**GOAL**
Return each line containing the string "воспитывающихся".
═════ RECORDS FOR THIS EXERCISE ═════
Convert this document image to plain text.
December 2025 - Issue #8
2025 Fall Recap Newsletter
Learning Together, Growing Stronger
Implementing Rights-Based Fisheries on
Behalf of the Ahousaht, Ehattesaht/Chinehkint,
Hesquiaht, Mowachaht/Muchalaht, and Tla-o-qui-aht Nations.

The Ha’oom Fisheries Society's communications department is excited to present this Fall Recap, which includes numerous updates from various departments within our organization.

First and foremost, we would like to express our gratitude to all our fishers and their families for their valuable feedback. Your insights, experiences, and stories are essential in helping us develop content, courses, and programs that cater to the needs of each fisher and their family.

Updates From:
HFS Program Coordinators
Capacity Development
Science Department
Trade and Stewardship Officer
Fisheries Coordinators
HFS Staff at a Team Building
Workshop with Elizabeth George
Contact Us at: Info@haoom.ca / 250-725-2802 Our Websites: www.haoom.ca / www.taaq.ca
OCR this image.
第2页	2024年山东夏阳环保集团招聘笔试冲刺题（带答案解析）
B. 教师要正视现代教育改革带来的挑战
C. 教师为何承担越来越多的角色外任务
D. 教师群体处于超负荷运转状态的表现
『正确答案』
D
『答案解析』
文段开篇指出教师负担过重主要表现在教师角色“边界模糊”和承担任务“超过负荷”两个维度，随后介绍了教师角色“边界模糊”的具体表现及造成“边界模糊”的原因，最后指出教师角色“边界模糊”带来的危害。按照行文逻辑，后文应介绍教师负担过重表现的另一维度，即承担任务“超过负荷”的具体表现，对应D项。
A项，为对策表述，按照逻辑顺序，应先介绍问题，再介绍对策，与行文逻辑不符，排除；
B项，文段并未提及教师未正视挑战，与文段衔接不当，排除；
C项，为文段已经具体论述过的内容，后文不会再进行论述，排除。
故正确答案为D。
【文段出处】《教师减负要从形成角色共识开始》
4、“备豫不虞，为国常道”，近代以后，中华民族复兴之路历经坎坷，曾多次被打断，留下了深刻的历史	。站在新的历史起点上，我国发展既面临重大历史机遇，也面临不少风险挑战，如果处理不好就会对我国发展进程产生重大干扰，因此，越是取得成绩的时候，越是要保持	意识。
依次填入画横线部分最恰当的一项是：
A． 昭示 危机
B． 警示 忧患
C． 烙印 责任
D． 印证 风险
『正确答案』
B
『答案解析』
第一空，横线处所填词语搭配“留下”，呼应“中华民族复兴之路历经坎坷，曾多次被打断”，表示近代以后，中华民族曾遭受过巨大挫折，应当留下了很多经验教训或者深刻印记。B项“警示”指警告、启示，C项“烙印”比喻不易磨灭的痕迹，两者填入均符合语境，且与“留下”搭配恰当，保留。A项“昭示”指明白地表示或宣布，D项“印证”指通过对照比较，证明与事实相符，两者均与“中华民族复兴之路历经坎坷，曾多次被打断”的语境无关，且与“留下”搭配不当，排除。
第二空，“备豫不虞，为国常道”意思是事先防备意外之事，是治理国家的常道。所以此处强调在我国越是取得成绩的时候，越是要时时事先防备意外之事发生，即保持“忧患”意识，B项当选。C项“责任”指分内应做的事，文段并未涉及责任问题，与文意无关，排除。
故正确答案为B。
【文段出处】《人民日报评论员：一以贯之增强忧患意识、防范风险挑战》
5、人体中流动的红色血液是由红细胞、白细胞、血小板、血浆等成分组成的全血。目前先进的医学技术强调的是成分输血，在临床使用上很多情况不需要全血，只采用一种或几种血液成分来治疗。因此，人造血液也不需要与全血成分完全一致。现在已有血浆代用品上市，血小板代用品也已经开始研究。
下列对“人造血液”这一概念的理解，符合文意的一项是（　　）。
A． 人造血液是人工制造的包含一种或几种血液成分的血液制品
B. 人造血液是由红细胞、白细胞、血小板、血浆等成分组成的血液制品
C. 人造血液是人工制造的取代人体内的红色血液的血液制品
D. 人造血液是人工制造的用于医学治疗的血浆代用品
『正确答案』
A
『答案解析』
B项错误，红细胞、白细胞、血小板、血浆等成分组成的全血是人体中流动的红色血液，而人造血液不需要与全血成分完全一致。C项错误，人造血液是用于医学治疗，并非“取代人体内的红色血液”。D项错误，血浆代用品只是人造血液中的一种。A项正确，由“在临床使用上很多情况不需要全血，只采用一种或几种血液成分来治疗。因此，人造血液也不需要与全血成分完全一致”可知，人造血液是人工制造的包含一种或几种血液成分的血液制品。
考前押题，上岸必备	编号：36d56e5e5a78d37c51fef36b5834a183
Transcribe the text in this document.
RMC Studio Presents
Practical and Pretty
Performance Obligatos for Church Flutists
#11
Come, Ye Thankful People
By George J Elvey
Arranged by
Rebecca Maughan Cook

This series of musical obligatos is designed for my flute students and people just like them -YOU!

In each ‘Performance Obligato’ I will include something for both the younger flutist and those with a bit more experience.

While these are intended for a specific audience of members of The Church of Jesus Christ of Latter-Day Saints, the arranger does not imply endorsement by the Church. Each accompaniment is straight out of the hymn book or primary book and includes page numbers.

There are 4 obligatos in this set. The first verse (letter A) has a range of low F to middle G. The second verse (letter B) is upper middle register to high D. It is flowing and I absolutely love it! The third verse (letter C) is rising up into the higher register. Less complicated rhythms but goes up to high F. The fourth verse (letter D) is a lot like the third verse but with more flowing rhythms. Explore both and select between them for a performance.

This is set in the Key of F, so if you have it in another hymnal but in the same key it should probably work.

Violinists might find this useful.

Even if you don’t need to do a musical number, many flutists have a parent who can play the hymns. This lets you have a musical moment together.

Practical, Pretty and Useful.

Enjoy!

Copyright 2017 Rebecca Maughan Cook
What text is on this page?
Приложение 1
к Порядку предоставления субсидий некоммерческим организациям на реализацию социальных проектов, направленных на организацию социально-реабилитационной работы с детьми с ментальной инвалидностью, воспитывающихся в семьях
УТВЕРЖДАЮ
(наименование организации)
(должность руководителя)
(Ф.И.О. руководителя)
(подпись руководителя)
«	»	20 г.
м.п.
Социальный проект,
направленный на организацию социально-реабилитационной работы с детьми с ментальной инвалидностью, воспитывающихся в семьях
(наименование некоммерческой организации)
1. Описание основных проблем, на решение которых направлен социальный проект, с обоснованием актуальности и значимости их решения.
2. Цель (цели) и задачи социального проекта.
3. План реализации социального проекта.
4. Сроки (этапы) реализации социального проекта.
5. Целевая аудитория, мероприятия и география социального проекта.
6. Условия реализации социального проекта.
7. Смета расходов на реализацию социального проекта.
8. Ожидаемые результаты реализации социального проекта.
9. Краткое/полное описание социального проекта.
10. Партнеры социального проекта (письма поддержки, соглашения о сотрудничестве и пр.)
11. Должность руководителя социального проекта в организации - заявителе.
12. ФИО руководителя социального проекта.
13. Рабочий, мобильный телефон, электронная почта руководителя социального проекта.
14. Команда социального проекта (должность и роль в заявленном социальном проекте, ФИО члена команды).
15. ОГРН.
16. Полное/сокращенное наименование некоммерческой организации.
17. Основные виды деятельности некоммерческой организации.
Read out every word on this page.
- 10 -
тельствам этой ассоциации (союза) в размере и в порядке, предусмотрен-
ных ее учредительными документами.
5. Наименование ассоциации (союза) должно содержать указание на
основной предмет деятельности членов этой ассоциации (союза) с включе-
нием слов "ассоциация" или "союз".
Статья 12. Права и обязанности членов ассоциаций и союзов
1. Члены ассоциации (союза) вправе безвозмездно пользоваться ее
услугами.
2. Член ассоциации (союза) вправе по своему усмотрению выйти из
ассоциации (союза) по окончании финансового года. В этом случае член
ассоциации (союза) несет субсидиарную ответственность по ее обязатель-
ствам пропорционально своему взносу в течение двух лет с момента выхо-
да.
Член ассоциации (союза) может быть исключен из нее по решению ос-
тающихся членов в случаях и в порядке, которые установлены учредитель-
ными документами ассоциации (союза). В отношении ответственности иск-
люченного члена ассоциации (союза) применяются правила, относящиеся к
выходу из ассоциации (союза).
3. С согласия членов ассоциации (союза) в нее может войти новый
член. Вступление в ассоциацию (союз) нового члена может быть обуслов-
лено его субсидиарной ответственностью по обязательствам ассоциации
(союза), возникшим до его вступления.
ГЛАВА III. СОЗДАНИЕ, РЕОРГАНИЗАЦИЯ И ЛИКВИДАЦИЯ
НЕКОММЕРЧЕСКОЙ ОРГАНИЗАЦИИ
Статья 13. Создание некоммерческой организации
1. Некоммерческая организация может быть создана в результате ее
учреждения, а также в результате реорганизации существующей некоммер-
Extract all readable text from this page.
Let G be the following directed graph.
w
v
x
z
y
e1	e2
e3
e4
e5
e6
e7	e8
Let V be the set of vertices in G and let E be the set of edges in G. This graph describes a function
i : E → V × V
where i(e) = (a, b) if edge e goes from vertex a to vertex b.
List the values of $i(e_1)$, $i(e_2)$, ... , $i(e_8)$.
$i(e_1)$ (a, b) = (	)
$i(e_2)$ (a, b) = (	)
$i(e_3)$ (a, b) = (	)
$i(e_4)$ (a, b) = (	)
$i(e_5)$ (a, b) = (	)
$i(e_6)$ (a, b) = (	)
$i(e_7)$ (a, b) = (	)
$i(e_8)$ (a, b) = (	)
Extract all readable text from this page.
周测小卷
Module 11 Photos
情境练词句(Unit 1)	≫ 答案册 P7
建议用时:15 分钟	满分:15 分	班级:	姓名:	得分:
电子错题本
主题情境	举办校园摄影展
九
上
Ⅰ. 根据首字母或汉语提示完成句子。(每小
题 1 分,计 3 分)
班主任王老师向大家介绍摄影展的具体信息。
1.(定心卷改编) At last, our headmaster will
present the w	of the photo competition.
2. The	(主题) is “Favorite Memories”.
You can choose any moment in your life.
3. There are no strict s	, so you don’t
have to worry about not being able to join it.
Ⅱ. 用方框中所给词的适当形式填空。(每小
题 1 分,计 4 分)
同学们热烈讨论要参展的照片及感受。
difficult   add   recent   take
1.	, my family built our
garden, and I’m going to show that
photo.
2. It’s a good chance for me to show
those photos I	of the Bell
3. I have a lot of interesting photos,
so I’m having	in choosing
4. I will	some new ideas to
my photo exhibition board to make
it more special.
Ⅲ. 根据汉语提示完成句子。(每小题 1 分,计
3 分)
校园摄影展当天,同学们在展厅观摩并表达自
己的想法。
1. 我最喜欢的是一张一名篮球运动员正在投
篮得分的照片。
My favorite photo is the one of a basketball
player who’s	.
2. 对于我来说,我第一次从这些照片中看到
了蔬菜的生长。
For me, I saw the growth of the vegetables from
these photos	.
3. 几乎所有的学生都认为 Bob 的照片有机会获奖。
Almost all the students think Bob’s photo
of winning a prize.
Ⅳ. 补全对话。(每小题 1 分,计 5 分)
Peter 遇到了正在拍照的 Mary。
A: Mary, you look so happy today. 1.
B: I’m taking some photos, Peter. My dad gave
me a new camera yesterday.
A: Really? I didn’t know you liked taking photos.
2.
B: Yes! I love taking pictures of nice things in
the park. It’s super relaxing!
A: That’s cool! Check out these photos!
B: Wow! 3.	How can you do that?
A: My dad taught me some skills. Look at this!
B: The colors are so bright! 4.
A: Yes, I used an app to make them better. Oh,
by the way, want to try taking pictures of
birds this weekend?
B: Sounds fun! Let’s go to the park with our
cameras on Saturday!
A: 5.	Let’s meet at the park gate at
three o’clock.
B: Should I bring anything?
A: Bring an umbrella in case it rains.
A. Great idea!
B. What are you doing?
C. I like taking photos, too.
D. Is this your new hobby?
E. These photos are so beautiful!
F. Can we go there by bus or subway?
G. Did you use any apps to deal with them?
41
═════
**RESULT**
к Порядку предоставления субсидий некоммерческим организациям на реализацию социальных проектов, направленных на организацию социально-реабилитационной работы с детьми с ментальной инвалидностью, воспитывающихся в семьях
направленный на организацию социально-реабилитационной работы с детьми с ментальной инвалидностью, воспитывающихся в семьях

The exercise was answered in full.